__Raw records__:
******************************

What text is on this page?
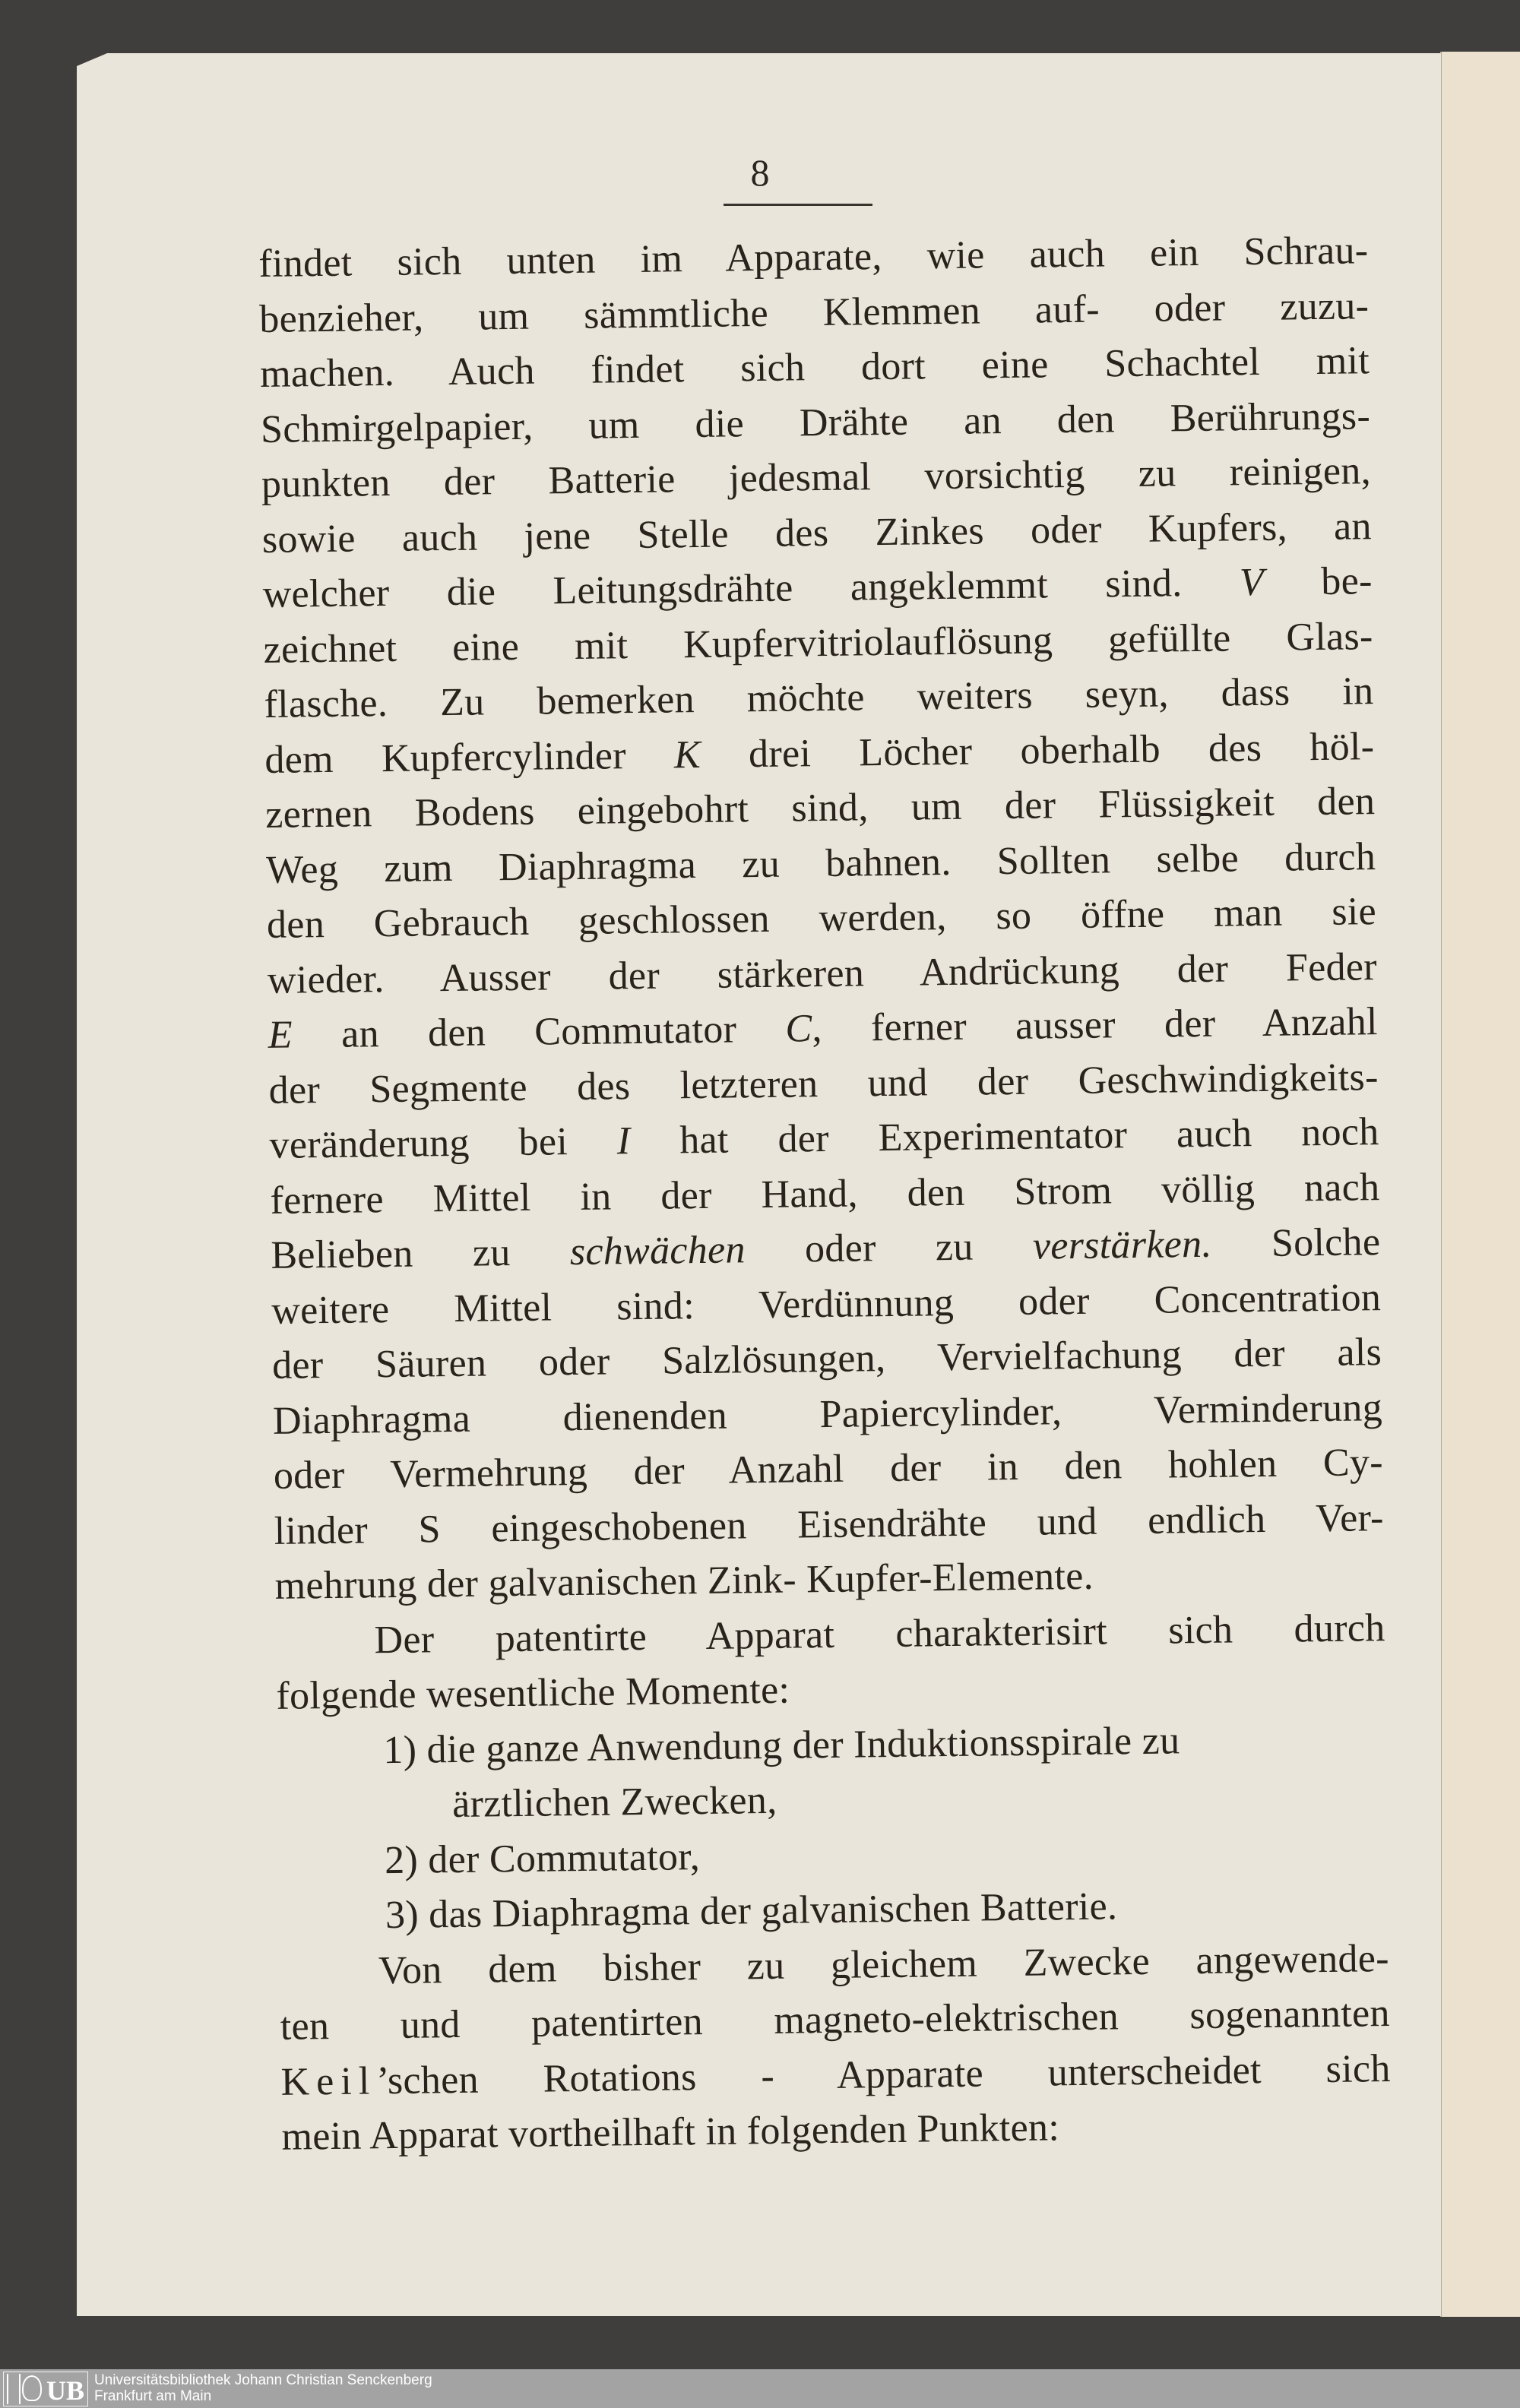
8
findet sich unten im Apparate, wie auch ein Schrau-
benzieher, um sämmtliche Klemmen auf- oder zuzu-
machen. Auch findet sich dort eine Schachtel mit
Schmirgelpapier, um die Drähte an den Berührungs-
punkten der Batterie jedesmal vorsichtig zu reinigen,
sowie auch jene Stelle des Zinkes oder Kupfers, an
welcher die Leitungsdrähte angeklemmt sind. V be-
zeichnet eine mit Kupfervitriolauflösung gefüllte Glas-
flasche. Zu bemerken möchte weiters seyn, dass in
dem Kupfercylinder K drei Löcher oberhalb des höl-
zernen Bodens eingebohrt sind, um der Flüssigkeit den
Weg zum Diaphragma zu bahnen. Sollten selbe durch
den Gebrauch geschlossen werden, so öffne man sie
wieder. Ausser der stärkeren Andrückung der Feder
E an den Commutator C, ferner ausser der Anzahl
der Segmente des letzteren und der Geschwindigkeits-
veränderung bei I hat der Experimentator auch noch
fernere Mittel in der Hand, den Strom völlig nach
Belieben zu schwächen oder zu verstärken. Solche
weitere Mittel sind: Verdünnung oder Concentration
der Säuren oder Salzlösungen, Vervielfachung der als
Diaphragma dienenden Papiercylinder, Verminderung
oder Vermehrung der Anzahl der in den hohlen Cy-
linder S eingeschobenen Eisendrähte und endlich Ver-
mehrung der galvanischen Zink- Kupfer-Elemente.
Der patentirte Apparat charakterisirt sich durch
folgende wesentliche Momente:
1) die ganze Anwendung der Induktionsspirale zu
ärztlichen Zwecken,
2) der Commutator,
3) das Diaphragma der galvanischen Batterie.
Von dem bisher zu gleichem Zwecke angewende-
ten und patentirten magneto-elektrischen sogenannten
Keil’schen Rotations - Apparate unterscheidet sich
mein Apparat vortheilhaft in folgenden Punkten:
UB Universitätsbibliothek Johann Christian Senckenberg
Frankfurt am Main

******************************

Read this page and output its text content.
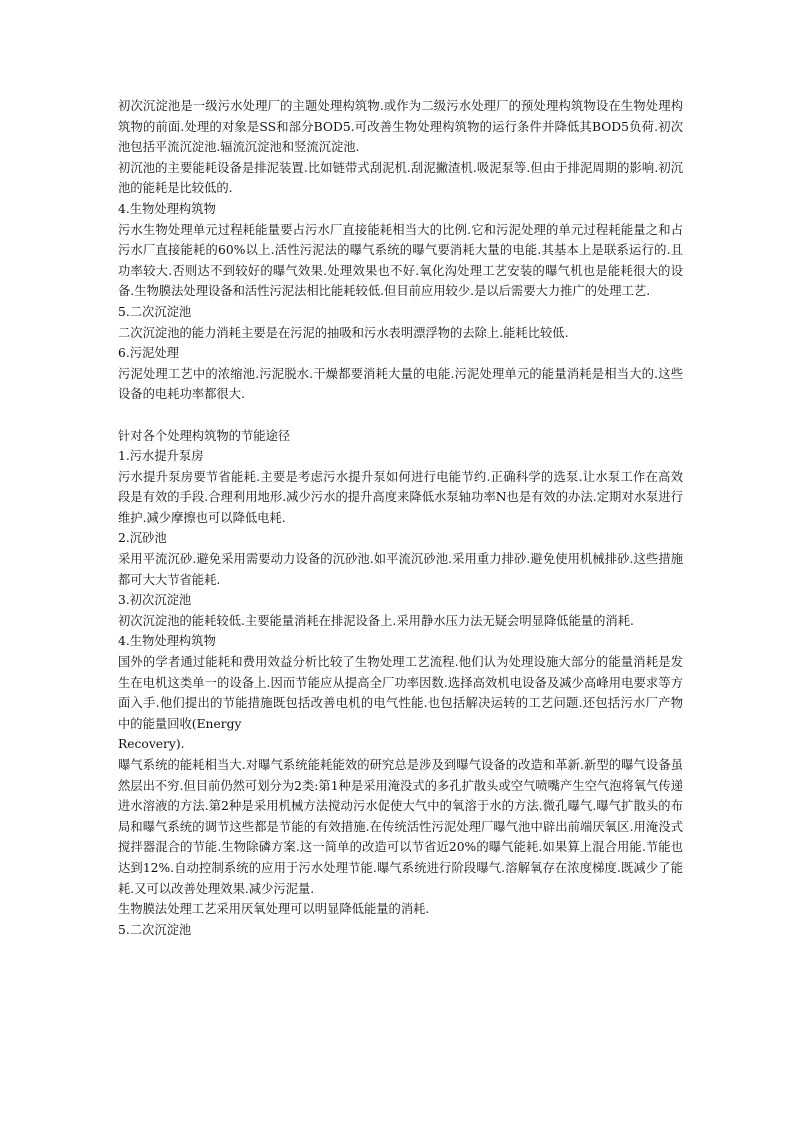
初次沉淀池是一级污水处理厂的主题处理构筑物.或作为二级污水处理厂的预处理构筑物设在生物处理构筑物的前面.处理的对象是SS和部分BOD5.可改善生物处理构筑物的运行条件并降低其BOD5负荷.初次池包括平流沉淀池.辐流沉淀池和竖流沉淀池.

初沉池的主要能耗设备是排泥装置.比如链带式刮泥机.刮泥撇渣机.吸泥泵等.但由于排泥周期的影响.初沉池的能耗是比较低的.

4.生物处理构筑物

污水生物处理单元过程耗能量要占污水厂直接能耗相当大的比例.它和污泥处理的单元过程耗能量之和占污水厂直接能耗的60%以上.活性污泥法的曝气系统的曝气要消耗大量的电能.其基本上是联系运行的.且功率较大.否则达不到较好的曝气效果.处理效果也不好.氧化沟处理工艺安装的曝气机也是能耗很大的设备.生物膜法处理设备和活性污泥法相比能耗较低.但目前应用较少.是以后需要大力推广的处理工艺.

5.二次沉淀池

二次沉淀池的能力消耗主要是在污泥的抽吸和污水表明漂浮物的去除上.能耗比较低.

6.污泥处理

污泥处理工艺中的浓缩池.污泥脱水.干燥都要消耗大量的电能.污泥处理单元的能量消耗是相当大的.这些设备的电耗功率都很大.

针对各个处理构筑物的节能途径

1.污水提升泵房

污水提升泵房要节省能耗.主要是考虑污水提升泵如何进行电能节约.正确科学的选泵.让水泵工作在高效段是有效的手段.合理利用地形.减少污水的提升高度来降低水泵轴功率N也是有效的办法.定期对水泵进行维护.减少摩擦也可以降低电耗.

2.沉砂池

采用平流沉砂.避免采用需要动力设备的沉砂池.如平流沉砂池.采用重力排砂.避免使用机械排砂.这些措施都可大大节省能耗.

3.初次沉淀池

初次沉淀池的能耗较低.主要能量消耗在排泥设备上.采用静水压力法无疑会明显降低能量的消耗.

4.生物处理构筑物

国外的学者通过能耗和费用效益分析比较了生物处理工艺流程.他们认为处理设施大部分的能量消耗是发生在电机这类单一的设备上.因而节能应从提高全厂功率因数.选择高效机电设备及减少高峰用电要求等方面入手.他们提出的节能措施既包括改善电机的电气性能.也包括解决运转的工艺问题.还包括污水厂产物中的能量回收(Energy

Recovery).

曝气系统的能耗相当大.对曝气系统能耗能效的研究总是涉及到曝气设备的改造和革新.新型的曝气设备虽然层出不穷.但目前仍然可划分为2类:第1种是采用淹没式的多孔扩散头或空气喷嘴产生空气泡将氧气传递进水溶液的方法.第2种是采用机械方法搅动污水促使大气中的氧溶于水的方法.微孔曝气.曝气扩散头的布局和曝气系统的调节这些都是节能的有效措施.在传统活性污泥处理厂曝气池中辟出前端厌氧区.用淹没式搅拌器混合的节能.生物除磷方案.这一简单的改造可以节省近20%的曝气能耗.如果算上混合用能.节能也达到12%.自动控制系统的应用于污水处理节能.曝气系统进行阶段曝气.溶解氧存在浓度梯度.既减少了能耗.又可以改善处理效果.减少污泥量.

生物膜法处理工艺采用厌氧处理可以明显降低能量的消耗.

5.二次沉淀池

******************************

__Problem details__: Find the word "Commutator" in the entries, and copy every line it shows up in.

__Output of the exercise__:
E an den Commutator C, ferner ausser der Anzahl
2) der Commutator,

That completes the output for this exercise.